● DIRECTIONS FOR THIS TASK: Below are some entries; can you quote all of them exactly?

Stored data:
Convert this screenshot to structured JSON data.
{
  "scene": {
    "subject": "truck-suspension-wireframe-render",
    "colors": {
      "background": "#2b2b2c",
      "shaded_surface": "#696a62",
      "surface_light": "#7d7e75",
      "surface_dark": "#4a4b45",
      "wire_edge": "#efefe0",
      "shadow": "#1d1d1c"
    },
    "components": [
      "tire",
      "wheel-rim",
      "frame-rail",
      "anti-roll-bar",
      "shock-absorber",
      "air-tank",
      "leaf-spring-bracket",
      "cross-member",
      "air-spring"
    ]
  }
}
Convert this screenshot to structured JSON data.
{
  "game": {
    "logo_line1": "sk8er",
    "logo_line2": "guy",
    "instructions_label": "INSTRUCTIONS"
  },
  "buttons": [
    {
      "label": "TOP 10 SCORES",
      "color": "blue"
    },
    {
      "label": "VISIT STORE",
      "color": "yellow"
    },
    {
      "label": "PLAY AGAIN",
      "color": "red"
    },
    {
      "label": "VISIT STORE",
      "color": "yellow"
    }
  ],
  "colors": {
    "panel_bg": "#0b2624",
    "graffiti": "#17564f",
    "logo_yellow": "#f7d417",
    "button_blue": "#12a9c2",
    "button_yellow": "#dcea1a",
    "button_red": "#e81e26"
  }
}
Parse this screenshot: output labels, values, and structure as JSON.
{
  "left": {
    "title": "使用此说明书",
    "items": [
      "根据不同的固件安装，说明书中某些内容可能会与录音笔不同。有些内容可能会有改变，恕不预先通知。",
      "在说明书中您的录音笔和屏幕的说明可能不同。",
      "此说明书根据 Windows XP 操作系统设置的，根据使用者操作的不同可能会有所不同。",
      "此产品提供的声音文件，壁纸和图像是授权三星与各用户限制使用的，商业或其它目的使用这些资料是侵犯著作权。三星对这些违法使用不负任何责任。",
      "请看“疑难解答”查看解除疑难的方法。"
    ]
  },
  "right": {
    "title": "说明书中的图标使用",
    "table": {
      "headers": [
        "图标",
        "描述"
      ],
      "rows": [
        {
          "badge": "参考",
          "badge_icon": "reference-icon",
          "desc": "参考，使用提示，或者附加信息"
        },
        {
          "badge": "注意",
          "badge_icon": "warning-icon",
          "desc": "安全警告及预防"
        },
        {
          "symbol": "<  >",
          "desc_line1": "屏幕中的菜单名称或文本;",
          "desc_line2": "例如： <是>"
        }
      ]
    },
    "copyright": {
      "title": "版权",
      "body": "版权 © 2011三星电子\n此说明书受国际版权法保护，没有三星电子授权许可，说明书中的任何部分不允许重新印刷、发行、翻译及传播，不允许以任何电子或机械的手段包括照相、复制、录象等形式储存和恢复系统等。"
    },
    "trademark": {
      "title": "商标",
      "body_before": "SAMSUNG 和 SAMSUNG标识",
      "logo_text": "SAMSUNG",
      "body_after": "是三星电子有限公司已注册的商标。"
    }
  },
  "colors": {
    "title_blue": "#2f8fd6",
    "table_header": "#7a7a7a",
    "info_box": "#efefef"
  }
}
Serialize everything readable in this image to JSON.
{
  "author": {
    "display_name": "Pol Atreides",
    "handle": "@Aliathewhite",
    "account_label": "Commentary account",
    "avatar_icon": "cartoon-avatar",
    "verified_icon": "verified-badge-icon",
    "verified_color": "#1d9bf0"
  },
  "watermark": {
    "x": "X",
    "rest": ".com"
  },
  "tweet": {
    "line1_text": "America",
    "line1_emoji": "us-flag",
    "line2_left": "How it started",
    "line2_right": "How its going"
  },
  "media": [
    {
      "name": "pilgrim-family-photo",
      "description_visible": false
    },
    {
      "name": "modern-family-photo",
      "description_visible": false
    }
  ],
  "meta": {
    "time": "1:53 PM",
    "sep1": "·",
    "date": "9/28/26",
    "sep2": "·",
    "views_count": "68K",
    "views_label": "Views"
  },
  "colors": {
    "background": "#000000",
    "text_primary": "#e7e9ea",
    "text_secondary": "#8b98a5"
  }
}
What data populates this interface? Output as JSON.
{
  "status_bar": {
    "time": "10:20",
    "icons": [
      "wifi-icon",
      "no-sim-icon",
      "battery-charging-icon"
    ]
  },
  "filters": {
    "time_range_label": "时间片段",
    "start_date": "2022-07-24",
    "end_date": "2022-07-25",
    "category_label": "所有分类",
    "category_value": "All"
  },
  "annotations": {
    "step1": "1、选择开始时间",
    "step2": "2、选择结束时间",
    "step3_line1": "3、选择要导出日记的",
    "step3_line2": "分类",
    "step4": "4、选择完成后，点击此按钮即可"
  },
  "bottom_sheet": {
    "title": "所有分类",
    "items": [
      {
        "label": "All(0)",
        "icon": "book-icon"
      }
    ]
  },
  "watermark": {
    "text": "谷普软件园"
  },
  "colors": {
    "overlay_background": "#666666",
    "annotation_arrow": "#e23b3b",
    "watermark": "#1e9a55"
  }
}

● RESPONSE TO THE TASK:
Convert this screenshot to structured JSON data.
{
  "scene": {
    "subject": "truck-suspension-wireframe-render",
    "colors": {
      "background": "#2b2b2c",
      "shaded_surface": "#696a62",
      "surface_light": "#7d7e75",
      "surface_dark": "#4a4b45",
      "wire_edge": "#efefe0",
      "shadow": "#1d1d1c"
    },
    "components": [
      "tire",
      "wheel-rim",
      "frame-rail",
      "anti-roll-bar",
      "shock-absorber",
      "air-tank",
      "leaf-spring-bracket",
      "cross-member",
      "air-spring"
    ]
  }
}
Convert this screenshot to structured JSON data.
{
  "game": {
    "logo_line1": "sk8er",
    "logo_line2": "guy",
    "instructions_label": "INSTRUCTIONS"
  },
  "buttons": [
    {
      "label": "TOP 10 SCORES",
      "color": "blue"
    },
    {
      "label": "VISIT STORE",
      "color": "yellow"
    },
    {
      "label": "PLAY AGAIN",
      "color": "red"
    },
    {
      "label": "VISIT STORE",
      "color": "yellow"
    }
  ],
  "colors": {
    "panel_bg": "#0b2624",
    "graffiti": "#17564f",
    "logo_yellow": "#f7d417",
    "button_blue": "#12a9c2",
    "button_yellow": "#dcea1a",
    "button_red": "#e81e26"
  }
}
Parse this screenshot: output labels, values, and structure as JSON.
{
  "left": {
    "title": "使用此说明书",
    "items": [
      "根据不同的固件安装，说明书中某些内容可能会与录音笔不同。有些内容可能会有改变，恕不预先通知。",
      "在说明书中您的录音笔和屏幕的说明可能不同。",
      "此说明书根据 Windows XP 操作系统设置的，根据使用者操作的不同可能会有所不同。",
      "此产品提供的声音文件，壁纸和图像是授权三星与各用户限制使用的，商业或其它目的使用这些资料是侵犯著作权。三星对这些违法使用不负任何责任。",
      "请看“疑难解答”查看解除疑难的方法。"
    ]
  },
  "right": {
    "title": "说明书中的图标使用",
    "table": {
      "headers": [
        "图标",
        "描述"
      ],
      "rows": [
        {
          "badge": "参考",
          "badge_icon": "reference-icon",
          "desc": "参考，使用提示，或者附加信息"
        },
        {
          "badge": "注意",
          "badge_icon": "warning-icon",
          "desc": "安全警告及预防"
        },
        {
          "symbol": "<  >",
          "desc_line1": "屏幕中的菜单名称或文本;",
          "desc_line2": "例如： <是>"
        }
      ]
    },
    "copyright": {
      "title": "版权",
      "body": "版权 © 2011三星电子\n此说明书受国际版权法保护，没有三星电子授权许可，说明书中的任何部分不允许重新印刷、发行、翻译及传播，不允许以任何电子或机械的手段包括照相、复制、录象等形式储存和恢复系统等。"
    },
    "trademark": {
      "title": "商标",
      "body_before": "SAMSUNG 和 SAMSUNG标识",
      "logo_text": "SAMSUNG",
      "body_after": "是三星电子有限公司已注册的商标。"
    }
  },
  "colors": {
    "title_blue": "#2f8fd6",
    "table_header": "#7a7a7a",
    "info_box": "#efefef"
  }
}
Serialize everything readable in this image to JSON.
{
  "author": {
    "display_name": "Pol Atreides",
    "handle": "@Aliathewhite",
    "account_label": "Commentary account",
    "avatar_icon": "cartoon-avatar",
    "verified_icon": "verified-badge-icon",
    "verified_color": "#1d9bf0"
  },
  "watermark": {
    "x": "X",
    "rest": ".com"
  },
  "tweet": {
    "line1_text": "America",
    "line1_emoji": "us-flag",
    "line2_left": "How it started",
    "line2_right": "How its going"
  },
  "media": [
    {
      "name": "pilgrim-family-photo",
      "description_visible": false
    },
    {
      "name": "modern-family-photo",
      "description_visible": false
    }
  ],
  "meta": {
    "time": "1:53 PM",
    "sep1": "·",
    "date": "9/28/26",
    "sep2": "·",
    "views_count": "68K",
    "views_label": "Views"
  },
  "colors": {
    "background": "#000000",
    "text_primary": "#e7e9ea",
    "text_secondary": "#8b98a5"
  }
}
What data populates this interface? Output as JSON.
{
  "status_bar": {
    "time": "10:20",
    "icons": [
      "wifi-icon",
      "no-sim-icon",
      "battery-charging-icon"
    ]
  },
  "filters": {
    "time_range_label": "时间片段",
    "start_date": "2022-07-24",
    "end_date": "2022-07-25",
    "category_label": "所有分类",
    "category_value": "All"
  },
  "annotations": {
    "step1": "1、选择开始时间",
    "step2": "2、选择结束时间",
    "step3_line1": "3、选择要导出日记的",
    "step3_line2": "分类",
    "step4": "4、选择完成后，点击此按钮即可"
  },
  "bottom_sheet": {
    "title": "所有分类",
    "items": [
      {
        "label": "All(0)",
        "icon": "book-icon"
      }
    ]
  },
  "watermark": {
    "text": "谷普软件园"
  },
  "colors": {
    "overlay_background": "#666666",
    "annotation_arrow": "#e23b3b",
    "watermark": "#1e9a55"
  }
}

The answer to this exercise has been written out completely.